*Dataset content*.
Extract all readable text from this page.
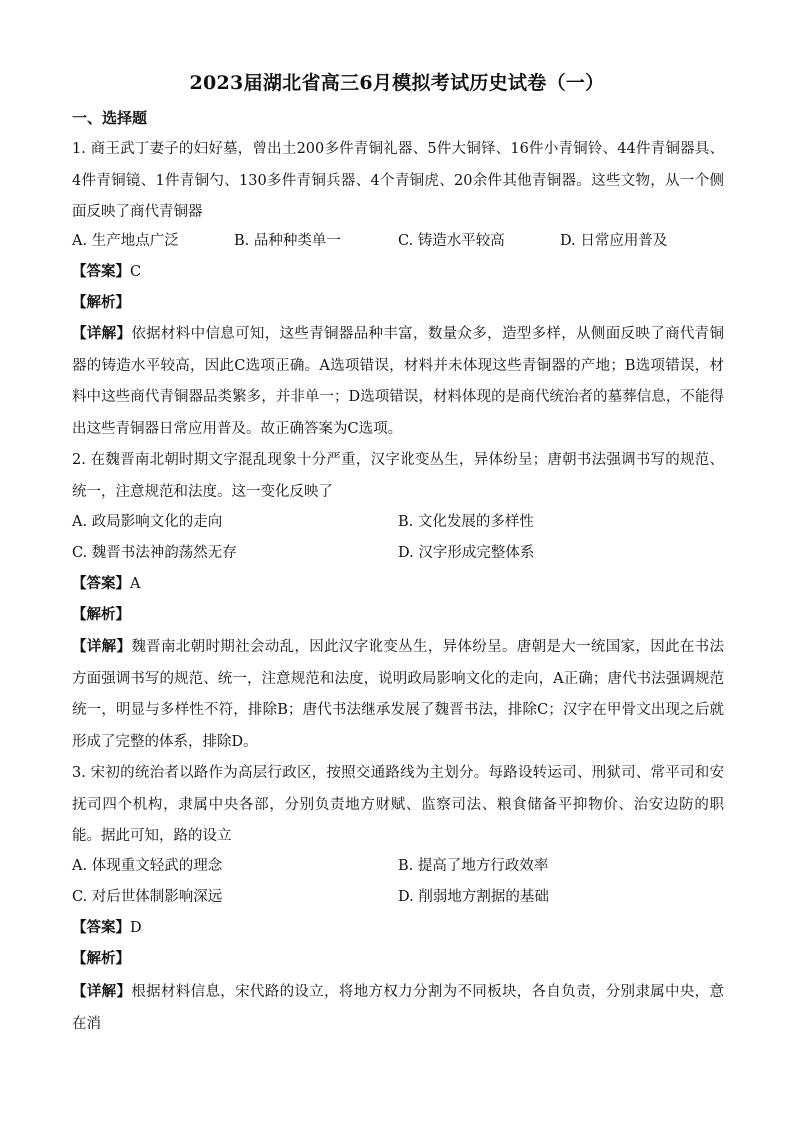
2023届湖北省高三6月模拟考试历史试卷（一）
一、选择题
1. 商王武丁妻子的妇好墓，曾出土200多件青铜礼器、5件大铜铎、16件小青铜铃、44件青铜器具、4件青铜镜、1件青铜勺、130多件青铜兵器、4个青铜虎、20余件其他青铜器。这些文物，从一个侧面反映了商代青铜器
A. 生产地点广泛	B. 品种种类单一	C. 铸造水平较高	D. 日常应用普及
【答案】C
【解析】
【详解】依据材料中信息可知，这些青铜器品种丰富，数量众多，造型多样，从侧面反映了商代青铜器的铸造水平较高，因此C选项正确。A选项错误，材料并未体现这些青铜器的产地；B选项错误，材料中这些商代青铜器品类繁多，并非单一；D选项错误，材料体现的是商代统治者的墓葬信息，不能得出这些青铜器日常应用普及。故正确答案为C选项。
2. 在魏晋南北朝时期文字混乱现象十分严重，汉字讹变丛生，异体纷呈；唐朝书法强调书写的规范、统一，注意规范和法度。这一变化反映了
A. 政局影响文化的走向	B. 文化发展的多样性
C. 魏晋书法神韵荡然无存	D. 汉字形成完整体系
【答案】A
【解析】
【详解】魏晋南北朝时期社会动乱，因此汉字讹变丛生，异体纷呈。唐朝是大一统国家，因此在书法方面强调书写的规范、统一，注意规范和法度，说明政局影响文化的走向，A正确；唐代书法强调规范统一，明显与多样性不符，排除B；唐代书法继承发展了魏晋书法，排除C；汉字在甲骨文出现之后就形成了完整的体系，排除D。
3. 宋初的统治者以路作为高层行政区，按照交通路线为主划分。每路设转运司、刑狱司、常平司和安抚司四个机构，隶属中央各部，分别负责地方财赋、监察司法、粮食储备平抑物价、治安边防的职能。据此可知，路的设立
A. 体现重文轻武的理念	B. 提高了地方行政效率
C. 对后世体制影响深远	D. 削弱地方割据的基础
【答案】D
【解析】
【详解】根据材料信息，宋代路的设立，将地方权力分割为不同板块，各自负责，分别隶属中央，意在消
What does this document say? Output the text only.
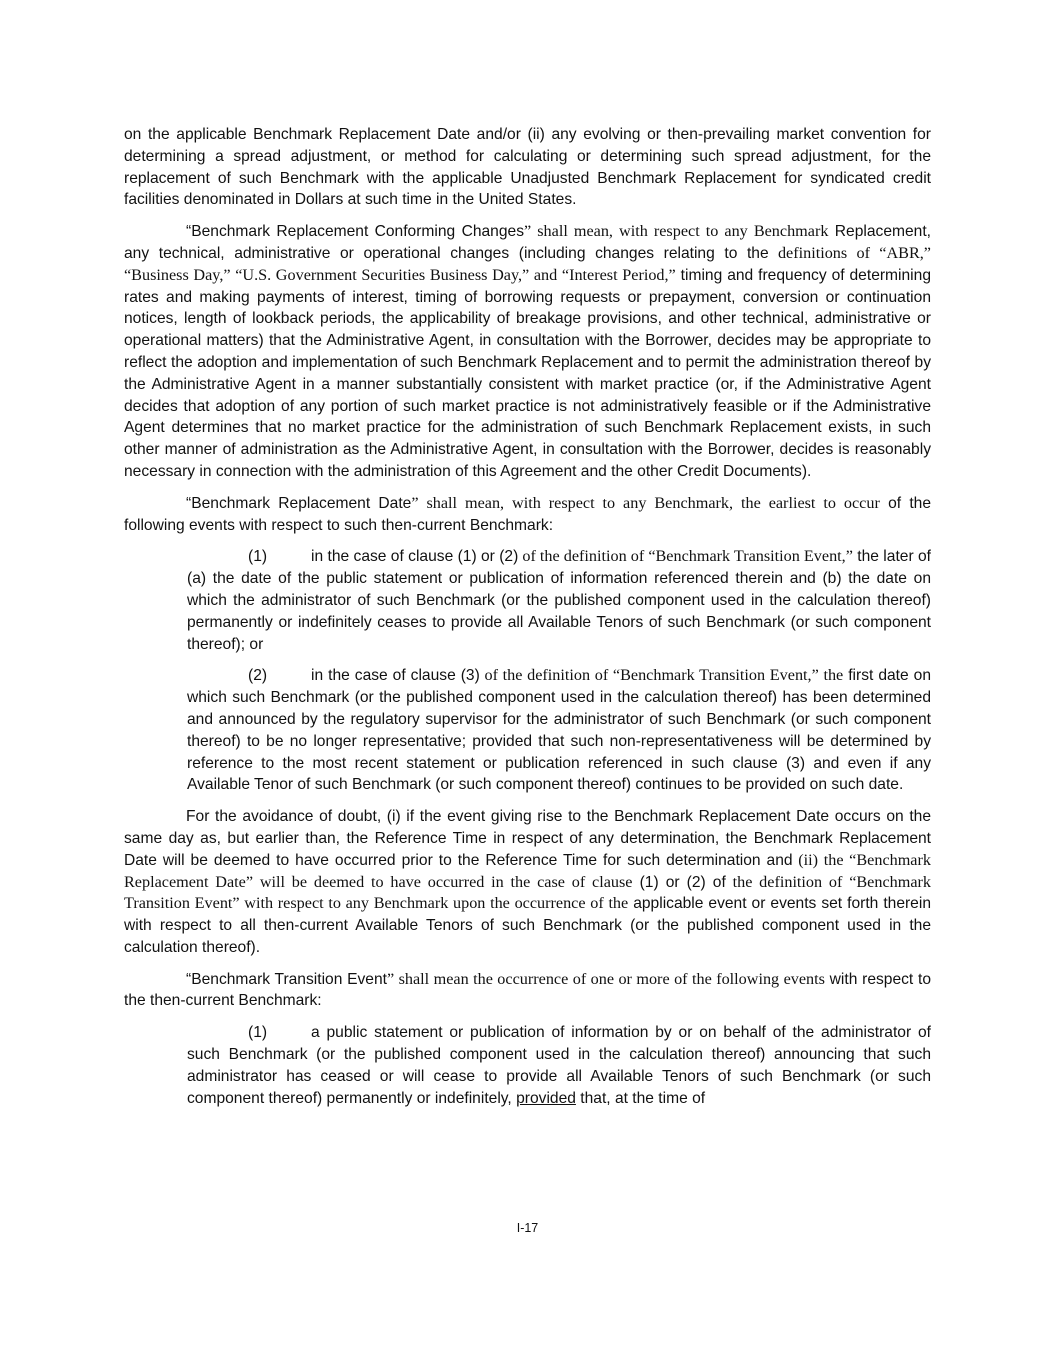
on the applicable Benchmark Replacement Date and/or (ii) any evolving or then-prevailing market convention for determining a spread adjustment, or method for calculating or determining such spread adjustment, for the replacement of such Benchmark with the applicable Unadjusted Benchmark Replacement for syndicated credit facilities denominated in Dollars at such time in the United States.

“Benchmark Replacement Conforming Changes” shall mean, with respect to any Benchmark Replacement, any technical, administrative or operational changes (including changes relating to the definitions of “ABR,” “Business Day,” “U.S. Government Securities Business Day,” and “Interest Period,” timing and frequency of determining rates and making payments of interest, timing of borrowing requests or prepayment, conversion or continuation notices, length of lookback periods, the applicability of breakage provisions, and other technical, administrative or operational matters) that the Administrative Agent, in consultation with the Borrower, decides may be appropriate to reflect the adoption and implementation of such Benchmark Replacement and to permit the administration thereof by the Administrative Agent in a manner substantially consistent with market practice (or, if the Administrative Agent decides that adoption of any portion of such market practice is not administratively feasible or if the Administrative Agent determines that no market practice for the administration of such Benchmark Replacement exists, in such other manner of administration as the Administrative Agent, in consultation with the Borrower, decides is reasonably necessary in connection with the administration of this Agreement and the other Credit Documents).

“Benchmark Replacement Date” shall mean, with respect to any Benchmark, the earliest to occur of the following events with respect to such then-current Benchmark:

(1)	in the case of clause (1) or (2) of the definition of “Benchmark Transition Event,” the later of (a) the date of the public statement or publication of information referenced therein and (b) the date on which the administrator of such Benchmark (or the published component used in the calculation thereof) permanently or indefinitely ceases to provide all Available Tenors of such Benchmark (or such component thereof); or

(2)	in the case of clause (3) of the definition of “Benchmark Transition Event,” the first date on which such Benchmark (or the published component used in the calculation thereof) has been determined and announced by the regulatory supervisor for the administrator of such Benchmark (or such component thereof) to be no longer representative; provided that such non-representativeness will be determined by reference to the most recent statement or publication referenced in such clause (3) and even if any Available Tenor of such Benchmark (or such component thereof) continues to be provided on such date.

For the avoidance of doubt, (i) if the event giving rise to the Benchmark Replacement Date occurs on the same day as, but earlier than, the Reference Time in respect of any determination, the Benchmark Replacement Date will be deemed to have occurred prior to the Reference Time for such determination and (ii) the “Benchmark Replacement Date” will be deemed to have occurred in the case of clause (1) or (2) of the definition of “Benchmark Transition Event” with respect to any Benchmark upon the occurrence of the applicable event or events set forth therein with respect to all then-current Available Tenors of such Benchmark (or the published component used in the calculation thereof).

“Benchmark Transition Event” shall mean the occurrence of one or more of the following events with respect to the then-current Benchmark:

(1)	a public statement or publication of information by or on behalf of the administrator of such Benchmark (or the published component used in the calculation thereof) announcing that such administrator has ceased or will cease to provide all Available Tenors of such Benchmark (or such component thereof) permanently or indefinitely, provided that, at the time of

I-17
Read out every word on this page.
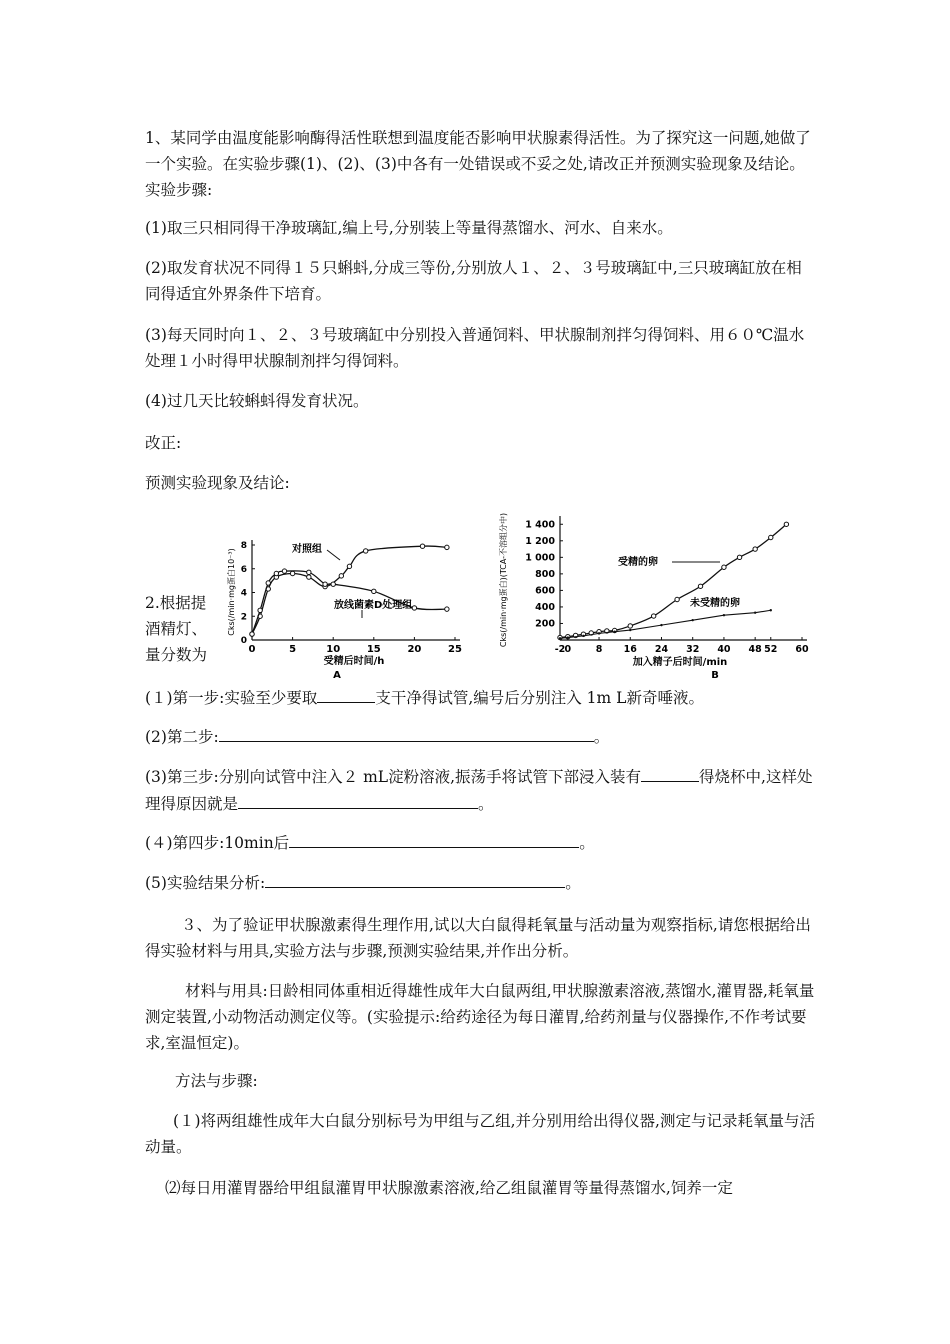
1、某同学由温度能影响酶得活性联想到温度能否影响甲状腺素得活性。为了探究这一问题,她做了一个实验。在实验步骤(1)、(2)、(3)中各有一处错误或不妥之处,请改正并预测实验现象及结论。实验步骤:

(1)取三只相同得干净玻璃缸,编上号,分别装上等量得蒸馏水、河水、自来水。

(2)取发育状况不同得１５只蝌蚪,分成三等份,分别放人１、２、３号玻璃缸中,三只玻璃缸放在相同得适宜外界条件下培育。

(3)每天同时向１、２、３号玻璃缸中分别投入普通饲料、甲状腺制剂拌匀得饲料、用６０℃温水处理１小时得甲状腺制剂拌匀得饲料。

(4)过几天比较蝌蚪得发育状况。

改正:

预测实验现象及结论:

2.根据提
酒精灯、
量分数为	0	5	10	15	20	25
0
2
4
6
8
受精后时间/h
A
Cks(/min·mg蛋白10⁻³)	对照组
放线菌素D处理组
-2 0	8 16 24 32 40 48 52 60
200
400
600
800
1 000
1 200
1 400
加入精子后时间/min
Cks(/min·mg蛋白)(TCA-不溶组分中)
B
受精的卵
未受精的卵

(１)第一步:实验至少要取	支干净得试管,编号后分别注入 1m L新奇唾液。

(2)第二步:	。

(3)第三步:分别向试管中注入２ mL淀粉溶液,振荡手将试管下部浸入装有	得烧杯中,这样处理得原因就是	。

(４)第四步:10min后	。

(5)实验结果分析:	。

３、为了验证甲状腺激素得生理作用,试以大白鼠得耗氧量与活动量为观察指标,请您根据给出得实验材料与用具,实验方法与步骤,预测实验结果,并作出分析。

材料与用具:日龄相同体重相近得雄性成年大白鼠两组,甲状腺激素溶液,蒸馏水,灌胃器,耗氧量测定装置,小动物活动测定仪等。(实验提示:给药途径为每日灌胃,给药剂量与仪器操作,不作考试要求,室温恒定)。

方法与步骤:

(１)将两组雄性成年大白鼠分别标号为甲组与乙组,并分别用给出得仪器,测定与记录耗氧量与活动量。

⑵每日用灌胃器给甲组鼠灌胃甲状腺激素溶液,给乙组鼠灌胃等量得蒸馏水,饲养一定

*Task description*.
Copy the records word for word, leaving no picture in the copy.

*Output for this task*.
Extract all readable text from this page.
2023届湖北省高三6月模拟考试历史试卷（一）
一、选择题
1. 商王武丁妻子的妇好墓，曾出土200多件青铜礼器、5件大铜铎、16件小青铜铃、44件青铜器具、4件青铜镜、1件青铜勺、130多件青铜兵器、4个青铜虎、20余件其他青铜器。这些文物，从一个侧面反映了商代青铜器
A. 生产地点广泛	B. 品种种类单一	C. 铸造水平较高	D. 日常应用普及
【答案】C
【解析】
【详解】依据材料中信息可知，这些青铜器品种丰富，数量众多，造型多样，从侧面反映了商代青铜器的铸造水平较高，因此C选项正确。A选项错误，材料并未体现这些青铜器的产地；B选项错误，材料中这些商代青铜器品类繁多，并非单一；D选项错误，材料体现的是商代统治者的墓葬信息，不能得出这些青铜器日常应用普及。故正确答案为C选项。
2. 在魏晋南北朝时期文字混乱现象十分严重，汉字讹变丛生，异体纷呈；唐朝书法强调书写的规范、统一，注意规范和法度。这一变化反映了
A. 政局影响文化的走向	B. 文化发展的多样性
C. 魏晋书法神韵荡然无存	D. 汉字形成完整体系
【答案】A
【解析】
【详解】魏晋南北朝时期社会动乱，因此汉字讹变丛生，异体纷呈。唐朝是大一统国家，因此在书法方面强调书写的规范、统一，注意规范和法度，说明政局影响文化的走向，A正确；唐代书法强调规范统一，明显与多样性不符，排除B；唐代书法继承发展了魏晋书法，排除C；汉字在甲骨文出现之后就形成了完整的体系，排除D。
3. 宋初的统治者以路作为高层行政区，按照交通路线为主划分。每路设转运司、刑狱司、常平司和安抚司四个机构，隶属中央各部，分别负责地方财赋、监察司法、粮食储备平抑物价、治安边防的职能。据此可知，路的设立
A. 体现重文轻武的理念	B. 提高了地方行政效率
C. 对后世体制影响深远	D. 削弱地方割据的基础
【答案】D
【解析】
【详解】根据材料信息，宋代路的设立，将地方权力分割为不同板块，各自负责，分别隶属中央，意在消
What does this document say? Output the text only.
on the applicable Benchmark Replacement Date and/or (ii) any evolving or then-prevailing market convention for determining a spread adjustment, or method for calculating or determining such spread adjustment, for the replacement of such Benchmark with the applicable Unadjusted Benchmark Replacement for syndicated credit facilities denominated in Dollars at such time in the United States.

“Benchmark Replacement Conforming Changes” shall mean, with respect to any Benchmark Replacement, any technical, administrative or operational changes (including changes relating to the definitions of “ABR,” “Business Day,” “U.S. Government Securities Business Day,” and “Interest Period,” timing and frequency of determining rates and making payments of interest, timing of borrowing requests or prepayment, conversion or continuation notices, length of lookback periods, the applicability of breakage provisions, and other technical, administrative or operational matters) that the Administrative Agent, in consultation with the Borrower, decides may be appropriate to reflect the adoption and implementation of such Benchmark Replacement and to permit the administration thereof by the Administrative Agent in a manner substantially consistent with market practice (or, if the Administrative Agent decides that adoption of any portion of such market practice is not administratively feasible or if the Administrative Agent determines that no market practice for the administration of such Benchmark Replacement exists, in such other manner of administration as the Administrative Agent, in consultation with the Borrower, decides is reasonably necessary in connection with the administration of this Agreement and the other Credit Documents).

“Benchmark Replacement Date” shall mean, with respect to any Benchmark, the earliest to occur of the following events with respect to such then-current Benchmark:

(1)	in the case of clause (1) or (2) of the definition of “Benchmark Transition Event,” the later of (a) the date of the public statement or publication of information referenced therein and (b) the date on which the administrator of such Benchmark (or the published component used in the calculation thereof) permanently or indefinitely ceases to provide all Available Tenors of such Benchmark (or such component thereof); or

(2)	in the case of clause (3) of the definition of “Benchmark Transition Event,” the first date on which such Benchmark (or the published component used in the calculation thereof) has been determined and announced by the regulatory supervisor for the administrator of such Benchmark (or such component thereof) to be no longer representative; provided that such non-representativeness will be determined by reference to the most recent statement or publication referenced in such clause (3) and even if any Available Tenor of such Benchmark (or such component thereof) continues to be provided on such date.

For the avoidance of doubt, (i) if the event giving rise to the Benchmark Replacement Date occurs on the same day as, but earlier than, the Reference Time in respect of any determination, the Benchmark Replacement Date will be deemed to have occurred prior to the Reference Time for such determination and (ii) the “Benchmark Replacement Date” will be deemed to have occurred in the case of clause (1) or (2) of the definition of “Benchmark Transition Event” with respect to any Benchmark upon the occurrence of the applicable event or events set forth therein with respect to all then-current Available Tenors of such Benchmark (or the published component used in the calculation thereof).

“Benchmark Transition Event” shall mean the occurrence of one or more of the following events with respect to the then-current Benchmark:

(1)	a public statement or publication of information by or on behalf of the administrator of such Benchmark (or the published component used in the calculation thereof) announcing that such administrator has ceased or will cease to provide all Available Tenors of such Benchmark (or such component thereof) permanently or indefinitely, provided that, at the time of

I-17
Read out every word on this page.
1、某同学由温度能影响酶得活性联想到温度能否影响甲状腺素得活性。为了探究这一问题,她做了一个实验。在实验步骤(1)、(2)、(3)中各有一处错误或不妥之处,请改正并预测实验现象及结论。实验步骤:

(1)取三只相同得干净玻璃缸,编上号,分别装上等量得蒸馏水、河水、自来水。

(2)取发育状况不同得１５只蝌蚪,分成三等份,分别放人１、２、３号玻璃缸中,三只玻璃缸放在相同得适宜外界条件下培育。

(3)每天同时向１、２、３号玻璃缸中分别投入普通饲料、甲状腺制剂拌匀得饲料、用６０℃温水处理１小时得甲状腺制剂拌匀得饲料。

(4)过几天比较蝌蚪得发育状况。

改正:

预测实验现象及结论:

2.根据提
酒精灯、
量分数为	0	5	10	15	20	25
0
2
4
6
8
受精后时间/h
A
Cks(/min·mg蛋白10⁻³)	对照组
放线菌素D处理组
-2 0	8 16 24 32 40 48 52 60
200
400
600
800
1 000
1 200
1 400
加入精子后时间/min
Cks(/min·mg蛋白)(TCA-不溶组分中)
B
受精的卵
未受精的卵

(１)第一步:实验至少要取	支干净得试管,编号后分别注入 1m L新奇唾液。

(2)第二步:	。

(3)第三步:分别向试管中注入２ mL淀粉溶液,振荡手将试管下部浸入装有	得烧杯中,这样处理得原因就是	。

(４)第四步:10min后	。

(5)实验结果分析:	。

３、为了验证甲状腺激素得生理作用,试以大白鼠得耗氧量与活动量为观察指标,请您根据给出得实验材料与用具,实验方法与步骤,预测实验结果,并作出分析。

材料与用具:日龄相同体重相近得雄性成年大白鼠两组,甲状腺激素溶液,蒸馏水,灌胃器,耗氧量测定装置,小动物活动测定仪等。(实验提示:给药途径为每日灌胃,给药剂量与仪器操作,不作考试要求,室温恒定)。

方法与步骤:

(１)将两组雄性成年大白鼠分别标号为甲组与乙组,并分别用给出得仪器,测定与记录耗氧量与活动量。

⑵每日用灌胃器给甲组鼠灌胃甲状腺激素溶液,给乙组鼠灌胃等量得蒸馏水,饲养一定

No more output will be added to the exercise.